Entries:
_ _ _ _ _ _ _

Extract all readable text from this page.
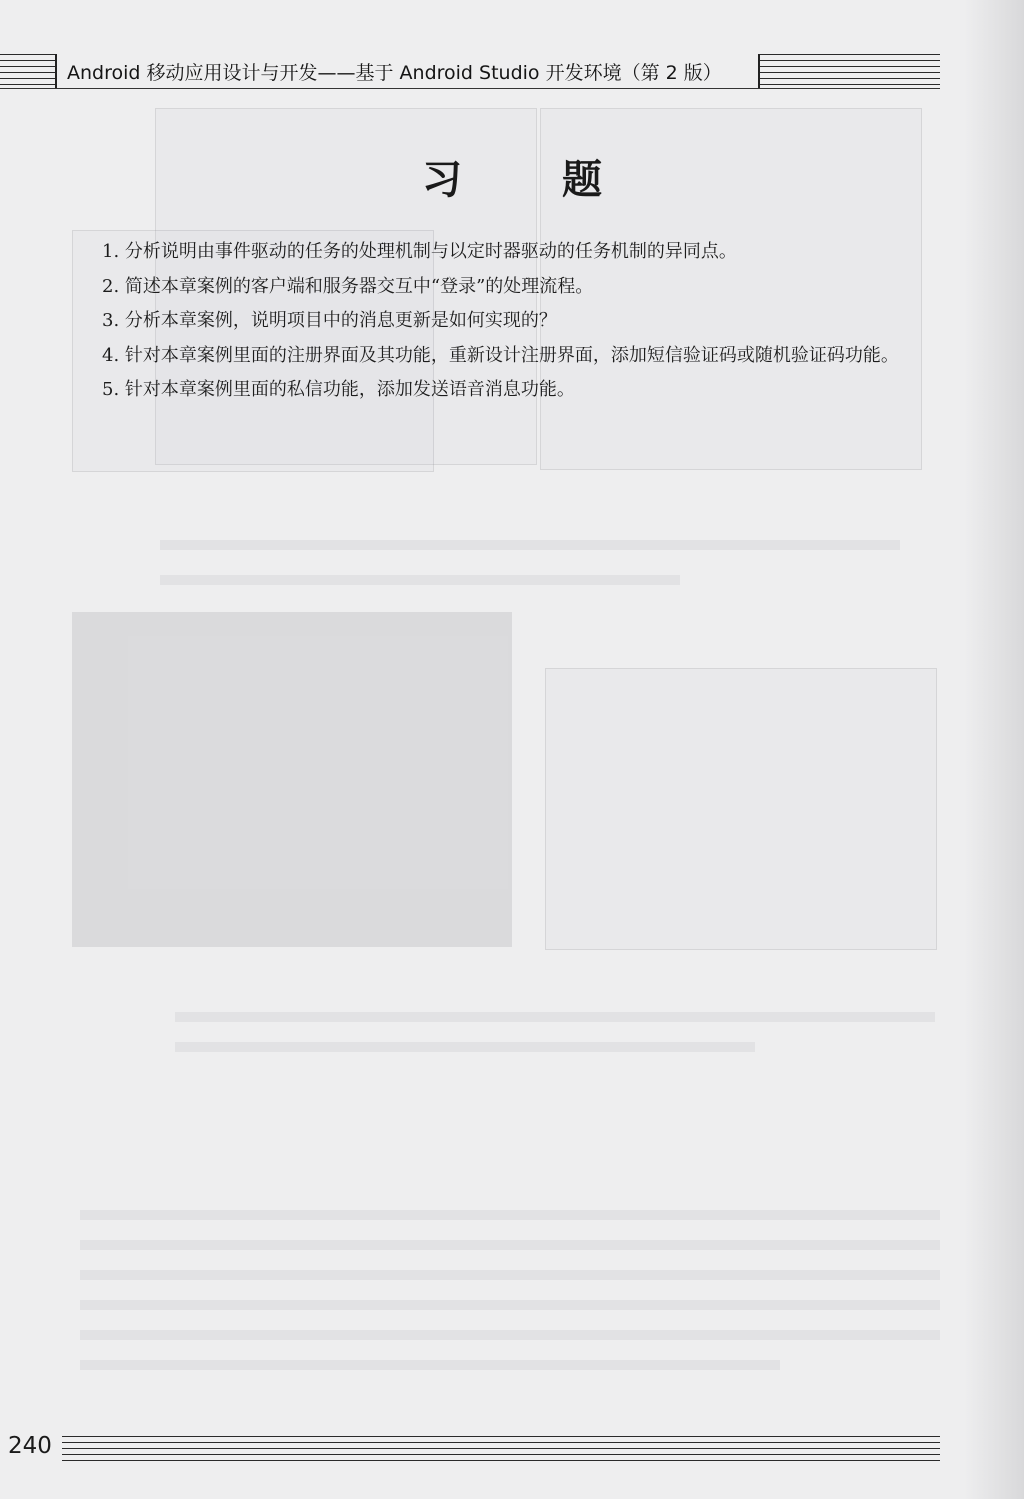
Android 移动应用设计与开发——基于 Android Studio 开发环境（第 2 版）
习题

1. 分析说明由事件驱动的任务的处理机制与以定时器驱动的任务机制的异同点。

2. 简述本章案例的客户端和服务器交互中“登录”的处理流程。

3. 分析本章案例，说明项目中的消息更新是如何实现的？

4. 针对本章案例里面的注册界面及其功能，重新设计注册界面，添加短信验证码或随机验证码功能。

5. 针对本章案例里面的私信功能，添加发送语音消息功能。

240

_ _ _ _ _ _ _

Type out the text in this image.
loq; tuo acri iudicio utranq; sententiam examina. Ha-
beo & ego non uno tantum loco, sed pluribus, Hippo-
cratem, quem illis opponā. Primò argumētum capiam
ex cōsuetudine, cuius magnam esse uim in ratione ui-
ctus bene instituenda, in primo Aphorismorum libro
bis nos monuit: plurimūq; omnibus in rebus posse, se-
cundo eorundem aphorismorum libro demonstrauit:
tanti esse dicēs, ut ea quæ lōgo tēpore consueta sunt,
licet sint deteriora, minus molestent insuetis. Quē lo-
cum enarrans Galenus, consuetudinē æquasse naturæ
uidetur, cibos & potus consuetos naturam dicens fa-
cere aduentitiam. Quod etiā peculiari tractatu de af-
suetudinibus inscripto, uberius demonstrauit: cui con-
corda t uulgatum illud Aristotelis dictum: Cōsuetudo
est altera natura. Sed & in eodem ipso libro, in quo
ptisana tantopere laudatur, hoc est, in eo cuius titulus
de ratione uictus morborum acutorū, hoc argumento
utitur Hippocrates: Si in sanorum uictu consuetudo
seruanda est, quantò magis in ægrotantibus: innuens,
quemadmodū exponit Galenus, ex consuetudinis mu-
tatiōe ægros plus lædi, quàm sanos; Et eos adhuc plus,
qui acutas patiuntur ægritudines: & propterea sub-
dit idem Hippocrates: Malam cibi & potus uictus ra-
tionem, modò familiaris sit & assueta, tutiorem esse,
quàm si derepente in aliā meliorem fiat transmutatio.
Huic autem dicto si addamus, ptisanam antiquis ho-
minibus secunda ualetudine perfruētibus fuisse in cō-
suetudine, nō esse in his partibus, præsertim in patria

_ _ _ _ _ _ _

Problem: Copy out each line that contains the word "this".

Solution:
Extract all readable text from this page.
Type out the text in this image.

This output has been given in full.